◆ What the task asks ◆
Return all of the entries exactly, with nothing added or left out.

◆ Records for processing ◆

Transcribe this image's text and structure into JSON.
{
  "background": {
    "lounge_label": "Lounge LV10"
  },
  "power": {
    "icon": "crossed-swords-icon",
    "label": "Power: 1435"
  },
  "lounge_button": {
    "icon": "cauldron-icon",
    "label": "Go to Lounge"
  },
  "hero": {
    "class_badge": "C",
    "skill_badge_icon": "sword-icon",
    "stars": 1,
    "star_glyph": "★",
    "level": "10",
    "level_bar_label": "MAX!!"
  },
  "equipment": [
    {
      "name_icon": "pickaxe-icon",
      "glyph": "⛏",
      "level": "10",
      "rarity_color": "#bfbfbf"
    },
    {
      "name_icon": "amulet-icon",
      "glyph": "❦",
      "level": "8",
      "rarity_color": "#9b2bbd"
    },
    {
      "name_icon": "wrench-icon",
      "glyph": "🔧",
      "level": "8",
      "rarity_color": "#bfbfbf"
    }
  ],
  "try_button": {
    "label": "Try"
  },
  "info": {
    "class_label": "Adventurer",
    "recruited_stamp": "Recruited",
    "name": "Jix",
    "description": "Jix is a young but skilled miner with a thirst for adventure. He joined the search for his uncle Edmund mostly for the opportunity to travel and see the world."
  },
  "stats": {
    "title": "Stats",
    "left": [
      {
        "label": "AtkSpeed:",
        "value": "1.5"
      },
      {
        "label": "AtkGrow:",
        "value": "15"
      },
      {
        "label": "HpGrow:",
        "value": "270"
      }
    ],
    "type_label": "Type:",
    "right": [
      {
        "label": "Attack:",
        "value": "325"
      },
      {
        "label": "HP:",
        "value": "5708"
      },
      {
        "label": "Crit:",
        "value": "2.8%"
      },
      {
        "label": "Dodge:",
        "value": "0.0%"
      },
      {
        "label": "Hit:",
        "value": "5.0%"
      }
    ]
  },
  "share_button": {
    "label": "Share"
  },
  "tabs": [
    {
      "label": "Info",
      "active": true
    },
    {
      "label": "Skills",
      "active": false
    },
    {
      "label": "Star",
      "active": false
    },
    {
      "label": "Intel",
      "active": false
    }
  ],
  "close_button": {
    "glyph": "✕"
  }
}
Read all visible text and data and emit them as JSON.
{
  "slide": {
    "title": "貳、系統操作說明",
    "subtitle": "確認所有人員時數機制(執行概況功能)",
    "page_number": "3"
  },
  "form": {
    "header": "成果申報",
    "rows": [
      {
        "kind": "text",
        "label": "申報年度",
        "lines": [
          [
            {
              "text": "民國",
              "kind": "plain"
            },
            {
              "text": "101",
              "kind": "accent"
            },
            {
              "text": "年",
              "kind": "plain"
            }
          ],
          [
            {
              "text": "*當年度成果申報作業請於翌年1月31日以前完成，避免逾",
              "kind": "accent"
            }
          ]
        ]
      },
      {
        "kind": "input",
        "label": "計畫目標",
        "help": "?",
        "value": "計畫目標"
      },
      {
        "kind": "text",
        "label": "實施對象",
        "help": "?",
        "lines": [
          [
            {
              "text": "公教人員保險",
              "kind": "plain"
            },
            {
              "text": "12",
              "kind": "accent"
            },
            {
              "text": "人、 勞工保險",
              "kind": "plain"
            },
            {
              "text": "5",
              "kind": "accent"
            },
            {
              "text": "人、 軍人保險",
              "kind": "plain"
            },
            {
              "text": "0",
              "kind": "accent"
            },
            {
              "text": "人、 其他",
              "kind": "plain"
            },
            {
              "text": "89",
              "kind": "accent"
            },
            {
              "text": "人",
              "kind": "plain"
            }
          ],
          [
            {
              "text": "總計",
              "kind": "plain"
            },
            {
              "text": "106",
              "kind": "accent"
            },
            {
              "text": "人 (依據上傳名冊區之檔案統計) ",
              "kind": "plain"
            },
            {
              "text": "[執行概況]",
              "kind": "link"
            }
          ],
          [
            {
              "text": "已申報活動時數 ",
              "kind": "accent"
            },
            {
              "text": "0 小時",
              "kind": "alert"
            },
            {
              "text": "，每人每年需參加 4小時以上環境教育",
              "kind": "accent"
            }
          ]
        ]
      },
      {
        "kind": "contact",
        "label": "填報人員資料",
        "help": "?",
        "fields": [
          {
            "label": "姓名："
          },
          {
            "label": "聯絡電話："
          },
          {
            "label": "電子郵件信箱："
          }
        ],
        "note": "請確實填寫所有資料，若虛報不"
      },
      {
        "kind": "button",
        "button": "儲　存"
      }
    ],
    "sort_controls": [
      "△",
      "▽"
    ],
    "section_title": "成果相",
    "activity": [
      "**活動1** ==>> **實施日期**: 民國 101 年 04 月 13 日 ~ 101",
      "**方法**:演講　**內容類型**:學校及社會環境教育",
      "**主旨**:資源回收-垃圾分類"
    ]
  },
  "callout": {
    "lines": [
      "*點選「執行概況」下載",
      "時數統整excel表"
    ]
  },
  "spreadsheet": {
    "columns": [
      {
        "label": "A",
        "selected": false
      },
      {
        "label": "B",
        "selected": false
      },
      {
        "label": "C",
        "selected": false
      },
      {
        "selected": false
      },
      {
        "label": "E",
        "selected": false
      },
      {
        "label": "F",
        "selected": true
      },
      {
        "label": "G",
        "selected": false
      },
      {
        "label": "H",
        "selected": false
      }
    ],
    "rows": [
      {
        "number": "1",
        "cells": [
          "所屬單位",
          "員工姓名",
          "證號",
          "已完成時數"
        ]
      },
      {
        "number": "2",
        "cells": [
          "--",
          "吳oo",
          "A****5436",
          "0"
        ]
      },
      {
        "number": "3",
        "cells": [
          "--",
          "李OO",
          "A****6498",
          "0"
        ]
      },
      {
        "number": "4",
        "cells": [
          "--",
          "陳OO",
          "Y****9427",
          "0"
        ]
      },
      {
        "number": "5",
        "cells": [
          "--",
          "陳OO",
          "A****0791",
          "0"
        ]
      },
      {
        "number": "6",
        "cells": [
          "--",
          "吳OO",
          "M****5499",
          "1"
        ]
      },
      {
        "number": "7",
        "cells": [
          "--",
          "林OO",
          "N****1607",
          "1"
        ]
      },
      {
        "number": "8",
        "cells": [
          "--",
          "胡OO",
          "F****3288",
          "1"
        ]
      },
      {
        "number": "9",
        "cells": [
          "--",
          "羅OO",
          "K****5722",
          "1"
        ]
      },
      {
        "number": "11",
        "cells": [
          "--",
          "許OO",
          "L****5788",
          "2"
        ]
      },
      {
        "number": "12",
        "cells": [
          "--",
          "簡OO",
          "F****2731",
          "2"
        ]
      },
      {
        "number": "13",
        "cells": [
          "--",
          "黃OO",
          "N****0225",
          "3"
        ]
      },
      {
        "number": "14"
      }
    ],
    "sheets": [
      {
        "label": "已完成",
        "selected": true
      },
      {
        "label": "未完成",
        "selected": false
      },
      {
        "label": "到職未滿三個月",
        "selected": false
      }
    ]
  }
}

◆ Task output ◆
Transcribe this image's text and structure into JSON.
{
  "background": {
    "lounge_label": "Lounge LV10"
  },
  "power": {
    "icon": "crossed-swords-icon",
    "label": "Power: 1435"
  },
  "lounge_button": {
    "icon": "cauldron-icon",
    "label": "Go to Lounge"
  },
  "hero": {
    "class_badge": "C",
    "skill_badge_icon": "sword-icon",
    "stars": 1,
    "star_glyph": "★",
    "level": "10",
    "level_bar_label": "MAX!!"
  },
  "equipment": [
    {
      "name_icon": "pickaxe-icon",
      "glyph": "⛏",
      "level": "10",
      "rarity_color": "#bfbfbf"
    },
    {
      "name_icon": "amulet-icon",
      "glyph": "❦",
      "level": "8",
      "rarity_color": "#9b2bbd"
    },
    {
      "name_icon": "wrench-icon",
      "glyph": "🔧",
      "level": "8",
      "rarity_color": "#bfbfbf"
    }
  ],
  "try_button": {
    "label": "Try"
  },
  "info": {
    "class_label": "Adventurer",
    "recruited_stamp": "Recruited",
    "name": "Jix",
    "description": "Jix is a young but skilled miner with a thirst for adventure. He joined the search for his uncle Edmund mostly for the opportunity to travel and see the world."
  },
  "stats": {
    "title": "Stats",
    "left": [
      {
        "label": "AtkSpeed:",
        "value": "1.5"
      },
      {
        "label": "AtkGrow:",
        "value": "15"
      },
      {
        "label": "HpGrow:",
        "value": "270"
      }
    ],
    "type_label": "Type:",
    "right": [
      {
        "label": "Attack:",
        "value": "325"
      },
      {
        "label": "HP:",
        "value": "5708"
      },
      {
        "label": "Crit:",
        "value": "2.8%"
      },
      {
        "label": "Dodge:",
        "value": "0.0%"
      },
      {
        "label": "Hit:",
        "value": "5.0%"
      }
    ]
  },
  "share_button": {
    "label": "Share"
  },
  "tabs": [
    {
      "label": "Info",
      "active": true
    },
    {
      "label": "Skills",
      "active": false
    },
    {
      "label": "Star",
      "active": false
    },
    {
      "label": "Intel",
      "active": false
    }
  ],
  "close_button": {
    "glyph": "✕"
  }
}
Read all visible text and data and emit them as JSON.
{
  "slide": {
    "title": "貳、系統操作說明",
    "subtitle": "確認所有人員時數機制(執行概況功能)",
    "page_number": "3"
  },
  "form": {
    "header": "成果申報",
    "rows": [
      {
        "kind": "text",
        "label": "申報年度",
        "lines": [
          [
            {
              "text": "民國",
              "kind": "plain"
            },
            {
              "text": "101",
              "kind": "accent"
            },
            {
              "text": "年",
              "kind": "plain"
            }
          ],
          [
            {
              "text": "*當年度成果申報作業請於翌年1月31日以前完成，避免逾",
              "kind": "accent"
            }
          ]
        ]
      },
      {
        "kind": "input",
        "label": "計畫目標",
        "help": "?",
        "value": "計畫目標"
      },
      {
        "kind": "text",
        "label": "實施對象",
        "help": "?",
        "lines": [
          [
            {
              "text": "公教人員保險",
              "kind": "plain"
            },
            {
              "text": "12",
              "kind": "accent"
            },
            {
              "text": "人、 勞工保險",
              "kind": "plain"
            },
            {
              "text": "5",
              "kind": "accent"
            },
            {
              "text": "人、 軍人保險",
              "kind": "plain"
            },
            {
              "text": "0",
              "kind": "accent"
            },
            {
              "text": "人、 其他",
              "kind": "plain"
            },
            {
              "text": "89",
              "kind": "accent"
            },
            {
              "text": "人",
              "kind": "plain"
            }
          ],
          [
            {
              "text": "總計",
              "kind": "plain"
            },
            {
              "text": "106",
              "kind": "accent"
            },
            {
              "text": "人 (依據上傳名冊區之檔案統計) ",
              "kind": "plain"
            },
            {
              "text": "[執行概況]",
              "kind": "link"
            }
          ],
          [
            {
              "text": "已申報活動時數 ",
              "kind": "accent"
            },
            {
              "text": "0 小時",
              "kind": "alert"
            },
            {
              "text": "，每人每年需參加 4小時以上環境教育",
              "kind": "accent"
            }
          ]
        ]
      },
      {
        "kind": "contact",
        "label": "填報人員資料",
        "help": "?",
        "fields": [
          {
            "label": "姓名："
          },
          {
            "label": "聯絡電話："
          },
          {
            "label": "電子郵件信箱："
          }
        ],
        "note": "請確實填寫所有資料，若虛報不"
      },
      {
        "kind": "button",
        "button": "儲　存"
      }
    ],
    "sort_controls": [
      "△",
      "▽"
    ],
    "section_title": "成果相",
    "activity": [
      "**活動1** ==>> **實施日期**: 民國 101 年 04 月 13 日 ~ 101",
      "**方法**:演講　**內容類型**:學校及社會環境教育",
      "**主旨**:資源回收-垃圾分類"
    ]
  },
  "callout": {
    "lines": [
      "*點選「執行概況」下載",
      "時數統整excel表"
    ]
  },
  "spreadsheet": {
    "columns": [
      {
        "label": "A",
        "selected": false
      },
      {
        "label": "B",
        "selected": false
      },
      {
        "label": "C",
        "selected": false
      },
      {
        "selected": false
      },
      {
        "label": "E",
        "selected": false
      },
      {
        "label": "F",
        "selected": true
      },
      {
        "label": "G",
        "selected": false
      },
      {
        "label": "H",
        "selected": false
      }
    ],
    "rows": [
      {
        "number": "1",
        "cells": [
          "所屬單位",
          "員工姓名",
          "證號",
          "已完成時數"
        ]
      },
      {
        "number": "2",
        "cells": [
          "--",
          "吳oo",
          "A****5436",
          "0"
        ]
      },
      {
        "number": "3",
        "cells": [
          "--",
          "李OO",
          "A****6498",
          "0"
        ]
      },
      {
        "number": "4",
        "cells": [
          "--",
          "陳OO",
          "Y****9427",
          "0"
        ]
      },
      {
        "number": "5",
        "cells": [
          "--",
          "陳OO",
          "A****0791",
          "0"
        ]
      },
      {
        "number": "6",
        "cells": [
          "--",
          "吳OO",
          "M****5499",
          "1"
        ]
      },
      {
        "number": "7",
        "cells": [
          "--",
          "林OO",
          "N****1607",
          "1"
        ]
      },
      {
        "number": "8",
        "cells": [
          "--",
          "胡OO",
          "F****3288",
          "1"
        ]
      },
      {
        "number": "9",
        "cells": [
          "--",
          "羅OO",
          "K****5722",
          "1"
        ]
      },
      {
        "number": "11",
        "cells": [
          "--",
          "許OO",
          "L****5788",
          "2"
        ]
      },
      {
        "number": "12",
        "cells": [
          "--",
          "簡OO",
          "F****2731",
          "2"
        ]
      },
      {
        "number": "13",
        "cells": [
          "--",
          "黃OO",
          "N****0225",
          "3"
        ]
      },
      {
        "number": "14"
      }
    ],
    "sheets": [
      {
        "label": "已完成",
        "selected": true
      },
      {
        "label": "未完成",
        "selected": false
      },
      {
        "label": "到職未滿三個月",
        "selected": false
      }
    ]
  }
}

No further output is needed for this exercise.